[START Material]

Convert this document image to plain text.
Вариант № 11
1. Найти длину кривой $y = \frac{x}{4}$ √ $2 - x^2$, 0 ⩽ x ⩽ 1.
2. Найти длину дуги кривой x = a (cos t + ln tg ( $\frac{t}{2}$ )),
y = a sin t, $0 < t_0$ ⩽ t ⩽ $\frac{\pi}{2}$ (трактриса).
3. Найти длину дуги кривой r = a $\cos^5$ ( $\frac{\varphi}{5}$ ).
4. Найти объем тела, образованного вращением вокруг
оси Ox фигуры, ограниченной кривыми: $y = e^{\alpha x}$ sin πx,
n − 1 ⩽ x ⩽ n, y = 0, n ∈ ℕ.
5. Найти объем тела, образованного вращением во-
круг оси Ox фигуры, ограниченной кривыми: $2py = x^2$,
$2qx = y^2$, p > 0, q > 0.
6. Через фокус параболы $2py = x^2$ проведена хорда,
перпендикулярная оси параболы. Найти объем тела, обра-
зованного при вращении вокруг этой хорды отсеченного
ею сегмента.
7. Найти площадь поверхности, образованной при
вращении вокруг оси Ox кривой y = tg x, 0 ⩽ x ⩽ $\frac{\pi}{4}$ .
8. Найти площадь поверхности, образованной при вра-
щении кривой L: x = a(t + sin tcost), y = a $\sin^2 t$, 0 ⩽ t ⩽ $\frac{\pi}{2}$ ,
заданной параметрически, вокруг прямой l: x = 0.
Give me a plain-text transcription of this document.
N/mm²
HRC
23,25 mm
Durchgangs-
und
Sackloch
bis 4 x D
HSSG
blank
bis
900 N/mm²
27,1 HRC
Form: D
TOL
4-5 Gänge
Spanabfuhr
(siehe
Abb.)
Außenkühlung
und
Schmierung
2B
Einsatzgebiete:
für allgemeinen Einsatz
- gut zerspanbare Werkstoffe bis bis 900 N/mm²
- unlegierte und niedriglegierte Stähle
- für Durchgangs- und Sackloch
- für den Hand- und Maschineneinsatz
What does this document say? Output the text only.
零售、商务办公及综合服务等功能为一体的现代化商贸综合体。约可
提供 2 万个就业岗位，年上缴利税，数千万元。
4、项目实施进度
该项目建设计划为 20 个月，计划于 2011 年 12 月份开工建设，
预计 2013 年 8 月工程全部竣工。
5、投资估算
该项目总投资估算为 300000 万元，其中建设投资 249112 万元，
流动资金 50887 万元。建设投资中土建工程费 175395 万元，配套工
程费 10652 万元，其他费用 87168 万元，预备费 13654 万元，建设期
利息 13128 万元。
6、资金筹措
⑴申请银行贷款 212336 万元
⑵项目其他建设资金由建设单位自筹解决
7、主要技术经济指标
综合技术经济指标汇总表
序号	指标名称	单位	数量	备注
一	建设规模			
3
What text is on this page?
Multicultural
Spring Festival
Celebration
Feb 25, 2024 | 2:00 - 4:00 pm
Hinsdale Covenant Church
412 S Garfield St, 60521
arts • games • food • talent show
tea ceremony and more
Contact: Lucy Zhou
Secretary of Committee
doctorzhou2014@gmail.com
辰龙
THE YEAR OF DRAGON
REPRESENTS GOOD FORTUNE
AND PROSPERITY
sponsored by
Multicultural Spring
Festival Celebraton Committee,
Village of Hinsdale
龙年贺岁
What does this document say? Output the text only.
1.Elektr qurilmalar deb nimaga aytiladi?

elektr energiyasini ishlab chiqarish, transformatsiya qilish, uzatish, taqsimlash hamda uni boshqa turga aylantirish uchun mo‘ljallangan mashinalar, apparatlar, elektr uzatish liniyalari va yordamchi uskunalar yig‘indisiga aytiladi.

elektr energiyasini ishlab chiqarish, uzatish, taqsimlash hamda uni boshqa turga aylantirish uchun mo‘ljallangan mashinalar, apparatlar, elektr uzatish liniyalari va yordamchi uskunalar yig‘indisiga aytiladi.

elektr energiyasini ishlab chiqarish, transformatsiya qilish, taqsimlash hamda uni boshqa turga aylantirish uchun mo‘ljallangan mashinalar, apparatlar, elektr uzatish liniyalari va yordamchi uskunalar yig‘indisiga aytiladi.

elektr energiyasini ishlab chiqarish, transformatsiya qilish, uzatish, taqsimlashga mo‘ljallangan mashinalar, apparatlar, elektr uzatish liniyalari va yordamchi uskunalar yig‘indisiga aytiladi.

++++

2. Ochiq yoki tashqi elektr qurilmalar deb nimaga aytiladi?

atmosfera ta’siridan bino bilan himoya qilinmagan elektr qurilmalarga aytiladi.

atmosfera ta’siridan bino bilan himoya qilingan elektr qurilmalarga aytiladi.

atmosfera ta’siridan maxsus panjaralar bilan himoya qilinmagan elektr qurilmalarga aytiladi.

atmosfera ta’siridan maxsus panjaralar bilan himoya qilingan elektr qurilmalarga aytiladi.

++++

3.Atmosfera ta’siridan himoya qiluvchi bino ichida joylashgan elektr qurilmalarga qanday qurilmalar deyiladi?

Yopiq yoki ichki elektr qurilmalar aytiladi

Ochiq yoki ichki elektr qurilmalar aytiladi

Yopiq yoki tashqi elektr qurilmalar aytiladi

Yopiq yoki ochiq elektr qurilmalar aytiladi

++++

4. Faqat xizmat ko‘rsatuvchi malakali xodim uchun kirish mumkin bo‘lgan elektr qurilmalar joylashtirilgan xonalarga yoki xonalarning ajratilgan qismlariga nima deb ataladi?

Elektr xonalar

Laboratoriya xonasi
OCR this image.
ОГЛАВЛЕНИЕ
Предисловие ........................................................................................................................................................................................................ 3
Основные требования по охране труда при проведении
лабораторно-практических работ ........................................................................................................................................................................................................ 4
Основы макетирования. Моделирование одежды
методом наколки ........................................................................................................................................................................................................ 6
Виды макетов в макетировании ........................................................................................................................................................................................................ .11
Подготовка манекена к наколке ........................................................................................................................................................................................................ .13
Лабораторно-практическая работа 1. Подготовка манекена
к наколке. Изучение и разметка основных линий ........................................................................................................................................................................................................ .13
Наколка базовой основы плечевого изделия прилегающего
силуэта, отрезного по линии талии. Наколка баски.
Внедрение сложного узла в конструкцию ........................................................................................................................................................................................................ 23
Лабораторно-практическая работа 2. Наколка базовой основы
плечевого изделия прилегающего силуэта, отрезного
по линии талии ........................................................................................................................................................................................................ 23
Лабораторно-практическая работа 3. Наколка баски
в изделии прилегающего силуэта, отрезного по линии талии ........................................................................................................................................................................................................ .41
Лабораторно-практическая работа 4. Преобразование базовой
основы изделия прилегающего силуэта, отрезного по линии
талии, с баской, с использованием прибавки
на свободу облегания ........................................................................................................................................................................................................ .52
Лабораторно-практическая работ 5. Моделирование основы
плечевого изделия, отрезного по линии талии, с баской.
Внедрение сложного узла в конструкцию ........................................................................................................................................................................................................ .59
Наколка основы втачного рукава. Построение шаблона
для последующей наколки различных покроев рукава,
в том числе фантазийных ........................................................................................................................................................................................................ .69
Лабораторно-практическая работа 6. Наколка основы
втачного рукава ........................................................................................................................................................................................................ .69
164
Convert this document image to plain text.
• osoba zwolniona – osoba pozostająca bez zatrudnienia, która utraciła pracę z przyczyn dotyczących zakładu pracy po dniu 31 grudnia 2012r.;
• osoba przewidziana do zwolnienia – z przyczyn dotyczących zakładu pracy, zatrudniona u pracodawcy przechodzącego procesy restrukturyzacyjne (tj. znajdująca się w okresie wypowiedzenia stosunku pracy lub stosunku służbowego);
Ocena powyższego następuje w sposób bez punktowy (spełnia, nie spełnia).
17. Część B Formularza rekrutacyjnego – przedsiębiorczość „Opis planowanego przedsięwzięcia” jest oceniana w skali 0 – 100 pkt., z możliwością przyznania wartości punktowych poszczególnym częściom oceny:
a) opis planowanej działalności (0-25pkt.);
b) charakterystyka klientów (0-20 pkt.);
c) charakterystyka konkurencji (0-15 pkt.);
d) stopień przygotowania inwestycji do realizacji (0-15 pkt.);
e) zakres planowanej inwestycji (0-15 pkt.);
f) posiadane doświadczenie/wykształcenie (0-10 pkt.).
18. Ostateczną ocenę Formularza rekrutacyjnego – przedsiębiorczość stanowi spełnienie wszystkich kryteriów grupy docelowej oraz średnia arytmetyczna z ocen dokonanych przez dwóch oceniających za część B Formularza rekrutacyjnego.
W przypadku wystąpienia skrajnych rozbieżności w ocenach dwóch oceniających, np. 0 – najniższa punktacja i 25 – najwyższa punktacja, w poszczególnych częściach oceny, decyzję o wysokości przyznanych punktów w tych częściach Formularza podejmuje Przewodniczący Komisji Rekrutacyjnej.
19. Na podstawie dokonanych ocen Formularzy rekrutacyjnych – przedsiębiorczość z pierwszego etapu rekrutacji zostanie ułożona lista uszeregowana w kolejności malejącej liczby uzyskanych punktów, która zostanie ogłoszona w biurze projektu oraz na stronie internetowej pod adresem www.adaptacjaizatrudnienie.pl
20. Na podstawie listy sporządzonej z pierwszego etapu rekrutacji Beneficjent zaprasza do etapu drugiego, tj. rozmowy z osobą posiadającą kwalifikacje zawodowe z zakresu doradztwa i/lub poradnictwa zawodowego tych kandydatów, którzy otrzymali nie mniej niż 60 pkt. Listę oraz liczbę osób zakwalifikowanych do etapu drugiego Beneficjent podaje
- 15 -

[END Material]

**Task brief:** In the records above, how many lines include "наколки"? Give that number and nothing more.

**Output of the task:** 2